Dataset excerpts
───

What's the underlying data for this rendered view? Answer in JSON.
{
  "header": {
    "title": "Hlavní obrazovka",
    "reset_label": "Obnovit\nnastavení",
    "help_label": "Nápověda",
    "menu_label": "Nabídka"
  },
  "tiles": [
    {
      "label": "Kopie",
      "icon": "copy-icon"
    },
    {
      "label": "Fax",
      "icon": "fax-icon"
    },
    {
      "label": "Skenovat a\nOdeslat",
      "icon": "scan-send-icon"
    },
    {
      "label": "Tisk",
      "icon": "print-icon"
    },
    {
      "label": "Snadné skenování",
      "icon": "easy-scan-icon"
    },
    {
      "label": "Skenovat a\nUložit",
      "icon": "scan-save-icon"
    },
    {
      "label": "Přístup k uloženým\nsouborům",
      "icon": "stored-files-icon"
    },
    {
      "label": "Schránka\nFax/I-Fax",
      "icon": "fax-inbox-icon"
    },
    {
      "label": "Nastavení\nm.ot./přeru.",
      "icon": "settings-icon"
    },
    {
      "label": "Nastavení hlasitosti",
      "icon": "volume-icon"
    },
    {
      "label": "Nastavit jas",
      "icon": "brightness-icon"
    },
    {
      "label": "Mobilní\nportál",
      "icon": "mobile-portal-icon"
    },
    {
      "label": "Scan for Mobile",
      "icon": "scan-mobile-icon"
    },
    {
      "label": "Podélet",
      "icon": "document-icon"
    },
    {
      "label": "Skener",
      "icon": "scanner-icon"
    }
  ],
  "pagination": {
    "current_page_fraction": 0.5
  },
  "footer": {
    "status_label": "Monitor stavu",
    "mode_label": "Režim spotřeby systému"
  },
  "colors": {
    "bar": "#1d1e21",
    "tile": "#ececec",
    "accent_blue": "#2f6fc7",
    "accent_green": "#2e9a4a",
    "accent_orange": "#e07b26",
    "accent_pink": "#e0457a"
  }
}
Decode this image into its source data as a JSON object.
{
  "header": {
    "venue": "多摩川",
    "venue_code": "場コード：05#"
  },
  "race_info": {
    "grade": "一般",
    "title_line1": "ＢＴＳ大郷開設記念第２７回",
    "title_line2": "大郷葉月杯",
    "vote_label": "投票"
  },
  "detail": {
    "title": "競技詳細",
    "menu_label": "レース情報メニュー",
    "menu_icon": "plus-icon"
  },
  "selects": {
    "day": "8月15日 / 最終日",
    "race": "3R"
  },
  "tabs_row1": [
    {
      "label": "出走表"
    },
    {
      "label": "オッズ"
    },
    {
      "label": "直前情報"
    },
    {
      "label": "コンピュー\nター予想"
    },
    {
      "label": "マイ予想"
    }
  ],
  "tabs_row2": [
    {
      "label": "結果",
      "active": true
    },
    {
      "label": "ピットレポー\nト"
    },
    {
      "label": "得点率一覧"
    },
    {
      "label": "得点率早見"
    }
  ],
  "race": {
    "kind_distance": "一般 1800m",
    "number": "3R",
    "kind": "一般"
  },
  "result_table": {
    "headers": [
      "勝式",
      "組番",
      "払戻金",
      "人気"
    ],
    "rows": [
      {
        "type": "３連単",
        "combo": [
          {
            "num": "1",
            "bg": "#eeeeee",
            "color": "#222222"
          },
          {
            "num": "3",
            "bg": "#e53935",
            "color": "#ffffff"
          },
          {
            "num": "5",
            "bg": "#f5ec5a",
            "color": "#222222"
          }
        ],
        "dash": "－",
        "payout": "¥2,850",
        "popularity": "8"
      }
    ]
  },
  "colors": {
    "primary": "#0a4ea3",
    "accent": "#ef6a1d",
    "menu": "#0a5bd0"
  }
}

───

[WHAT YOU SHOULD DO] Copy every line verbatim.

[WORKED SOLUTION]
What's the underlying data for this rendered view? Answer in JSON.
{
  "header": {
    "title": "Hlavní obrazovka",
    "reset_label": "Obnovit\nnastavení",
    "help_label": "Nápověda",
    "menu_label": "Nabídka"
  },
  "tiles": [
    {
      "label": "Kopie",
      "icon": "copy-icon"
    },
    {
      "label": "Fax",
      "icon": "fax-icon"
    },
    {
      "label": "Skenovat a\nOdeslat",
      "icon": "scan-send-icon"
    },
    {
      "label": "Tisk",
      "icon": "print-icon"
    },
    {
      "label": "Snadné skenování",
      "icon": "easy-scan-icon"
    },
    {
      "label": "Skenovat a\nUložit",
      "icon": "scan-save-icon"
    },
    {
      "label": "Přístup k uloženým\nsouborům",
      "icon": "stored-files-icon"
    },
    {
      "label": "Schránka\nFax/I-Fax",
      "icon": "fax-inbox-icon"
    },
    {
      "label": "Nastavení\nm.ot./přeru.",
      "icon": "settings-icon"
    },
    {
      "label": "Nastavení hlasitosti",
      "icon": "volume-icon"
    },
    {
      "label": "Nastavit jas",
      "icon": "brightness-icon"
    },
    {
      "label": "Mobilní\nportál",
      "icon": "mobile-portal-icon"
    },
    {
      "label": "Scan for Mobile",
      "icon": "scan-mobile-icon"
    },
    {
      "label": "Podélet",
      "icon": "document-icon"
    },
    {
      "label": "Skener",
      "icon": "scanner-icon"
    }
  ],
  "pagination": {
    "current_page_fraction": 0.5
  },
  "footer": {
    "status_label": "Monitor stavu",
    "mode_label": "Režim spotřeby systému"
  },
  "colors": {
    "bar": "#1d1e21",
    "tile": "#ececec",
    "accent_blue": "#2f6fc7",
    "accent_green": "#2e9a4a",
    "accent_orange": "#e07b26",
    "accent_pink": "#e0457a"
  }
}
Decode this image into its source data as a JSON object.
{
  "header": {
    "venue": "多摩川",
    "venue_code": "場コード：05#"
  },
  "race_info": {
    "grade": "一般",
    "title_line1": "ＢＴＳ大郷開設記念第２７回",
    "title_line2": "大郷葉月杯",
    "vote_label": "投票"
  },
  "detail": {
    "title": "競技詳細",
    "menu_label": "レース情報メニュー",
    "menu_icon": "plus-icon"
  },
  "selects": {
    "day": "8月15日 / 最終日",
    "race": "3R"
  },
  "tabs_row1": [
    {
      "label": "出走表"
    },
    {
      "label": "オッズ"
    },
    {
      "label": "直前情報"
    },
    {
      "label": "コンピュー\nター予想"
    },
    {
      "label": "マイ予想"
    }
  ],
  "tabs_row2": [
    {
      "label": "結果",
      "active": true
    },
    {
      "label": "ピットレポー\nト"
    },
    {
      "label": "得点率一覧"
    },
    {
      "label": "得点率早見"
    }
  ],
  "race": {
    "kind_distance": "一般 1800m",
    "number": "3R",
    "kind": "一般"
  },
  "result_table": {
    "headers": [
      "勝式",
      "組番",
      "払戻金",
      "人気"
    ],
    "rows": [
      {
        "type": "３連単",
        "combo": [
          {
            "num": "1",
            "bg": "#eeeeee",
            "color": "#222222"
          },
          {
            "num": "3",
            "bg": "#e53935",
            "color": "#ffffff"
          },
          {
            "num": "5",
            "bg": "#f5ec5a",
            "color": "#222222"
          }
        ],
        "dash": "－",
        "payout": "¥2,850",
        "popularity": "8"
      }
    ]
  },
  "colors": {
    "primary": "#0a4ea3",
    "accent": "#ef6a1d",
    "menu": "#0a5bd0"
  }
}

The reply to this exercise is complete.